— start —

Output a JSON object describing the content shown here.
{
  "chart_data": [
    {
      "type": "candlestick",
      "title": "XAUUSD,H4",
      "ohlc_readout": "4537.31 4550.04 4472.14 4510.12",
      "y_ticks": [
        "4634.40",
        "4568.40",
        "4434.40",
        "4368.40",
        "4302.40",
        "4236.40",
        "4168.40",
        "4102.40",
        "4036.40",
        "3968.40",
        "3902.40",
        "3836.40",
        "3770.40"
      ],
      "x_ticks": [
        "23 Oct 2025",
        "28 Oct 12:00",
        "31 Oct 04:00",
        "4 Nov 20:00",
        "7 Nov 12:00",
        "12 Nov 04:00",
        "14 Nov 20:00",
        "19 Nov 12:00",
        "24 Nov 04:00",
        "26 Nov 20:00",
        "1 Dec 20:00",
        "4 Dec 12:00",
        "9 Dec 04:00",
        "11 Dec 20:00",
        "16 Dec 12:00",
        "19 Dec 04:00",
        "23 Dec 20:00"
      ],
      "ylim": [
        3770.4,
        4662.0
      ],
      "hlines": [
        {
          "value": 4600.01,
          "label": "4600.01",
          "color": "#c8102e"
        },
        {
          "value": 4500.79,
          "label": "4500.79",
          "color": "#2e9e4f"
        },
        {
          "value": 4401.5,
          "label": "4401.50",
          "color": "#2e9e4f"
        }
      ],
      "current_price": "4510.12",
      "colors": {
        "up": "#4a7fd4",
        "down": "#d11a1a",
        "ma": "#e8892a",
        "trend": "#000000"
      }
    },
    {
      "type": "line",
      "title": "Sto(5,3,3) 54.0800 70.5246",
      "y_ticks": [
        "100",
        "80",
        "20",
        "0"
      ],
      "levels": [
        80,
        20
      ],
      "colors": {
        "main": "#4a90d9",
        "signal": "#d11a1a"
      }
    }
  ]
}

— end —

Scan the listing above and identify each line holding the string "label"; copy every such line.

          "label": "4600.01",
          "label": "4500.79",
          "label": "4401.50",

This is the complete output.